■ WHAT IS NEEDED ■
Every entry must be echoed exactly.

■ DATASET ■
◇ ◇ ◇ ◇ ◇

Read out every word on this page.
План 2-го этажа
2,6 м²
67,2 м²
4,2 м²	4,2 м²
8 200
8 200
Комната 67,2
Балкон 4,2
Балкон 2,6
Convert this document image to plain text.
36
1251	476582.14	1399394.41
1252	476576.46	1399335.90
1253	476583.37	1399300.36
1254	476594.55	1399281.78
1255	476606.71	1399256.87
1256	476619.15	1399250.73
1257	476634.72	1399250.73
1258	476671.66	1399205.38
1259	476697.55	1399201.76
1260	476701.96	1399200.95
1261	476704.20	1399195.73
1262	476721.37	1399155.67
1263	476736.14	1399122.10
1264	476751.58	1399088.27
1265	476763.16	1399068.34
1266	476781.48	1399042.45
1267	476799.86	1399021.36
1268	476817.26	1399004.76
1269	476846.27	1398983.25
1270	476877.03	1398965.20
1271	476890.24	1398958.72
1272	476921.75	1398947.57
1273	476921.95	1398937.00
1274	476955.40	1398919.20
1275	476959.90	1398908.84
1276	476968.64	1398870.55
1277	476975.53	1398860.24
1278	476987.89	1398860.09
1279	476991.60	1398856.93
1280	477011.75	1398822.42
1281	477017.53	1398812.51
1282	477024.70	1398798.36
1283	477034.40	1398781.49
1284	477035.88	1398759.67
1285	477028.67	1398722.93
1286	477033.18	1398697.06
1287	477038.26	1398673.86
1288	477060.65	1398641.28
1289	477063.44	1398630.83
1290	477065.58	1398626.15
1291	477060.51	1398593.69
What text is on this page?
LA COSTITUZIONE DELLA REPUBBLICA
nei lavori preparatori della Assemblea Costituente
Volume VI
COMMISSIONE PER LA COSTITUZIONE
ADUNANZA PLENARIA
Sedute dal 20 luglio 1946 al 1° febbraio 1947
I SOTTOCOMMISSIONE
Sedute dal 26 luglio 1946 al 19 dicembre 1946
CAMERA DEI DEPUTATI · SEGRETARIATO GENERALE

◇ ◇ ◇ ◇ ◇

■ FINISHED EXERCISE ■
Read out every word on this page.
План 2-го этажа
2,6 м²
67,2 м²
4,2 м²	4,2 м²
8 200
8 200
Комната 67,2
Балкон 4,2
Балкон 2,6
Convert this document image to plain text.
36
1251	476582.14	1399394.41
1252	476576.46	1399335.90
1253	476583.37	1399300.36
1254	476594.55	1399281.78
1255	476606.71	1399256.87
1256	476619.15	1399250.73
1257	476634.72	1399250.73
1258	476671.66	1399205.38
1259	476697.55	1399201.76
1260	476701.96	1399200.95
1261	476704.20	1399195.73
1262	476721.37	1399155.67
1263	476736.14	1399122.10
1264	476751.58	1399088.27
1265	476763.16	1399068.34
1266	476781.48	1399042.45
1267	476799.86	1399021.36
1268	476817.26	1399004.76
1269	476846.27	1398983.25
1270	476877.03	1398965.20
1271	476890.24	1398958.72
1272	476921.75	1398947.57
1273	476921.95	1398937.00
1274	476955.40	1398919.20
1275	476959.90	1398908.84
1276	476968.64	1398870.55
1277	476975.53	1398860.24
1278	476987.89	1398860.09
1279	476991.60	1398856.93
1280	477011.75	1398822.42
1281	477017.53	1398812.51
1282	477024.70	1398798.36
1283	477034.40	1398781.49
1284	477035.88	1398759.67
1285	477028.67	1398722.93
1286	477033.18	1398697.06
1287	477038.26	1398673.86
1288	477060.65	1398641.28
1289	477063.44	1398630.83
1290	477065.58	1398626.15
1291	477060.51	1398593.69
What text is on this page?
LA COSTITUZIONE DELLA REPUBBLICA
nei lavori preparatori della Assemblea Costituente
Volume VI
COMMISSIONE PER LA COSTITUZIONE
ADUNANZA PLENARIA
Sedute dal 20 luglio 1946 al 1° febbraio 1947
I SOTTOCOMMISSIONE
Sedute dal 26 luglio 1946 al 19 dicembre 1946
CAMERA DEI DEPUTATI · SEGRETARIATO GENERALE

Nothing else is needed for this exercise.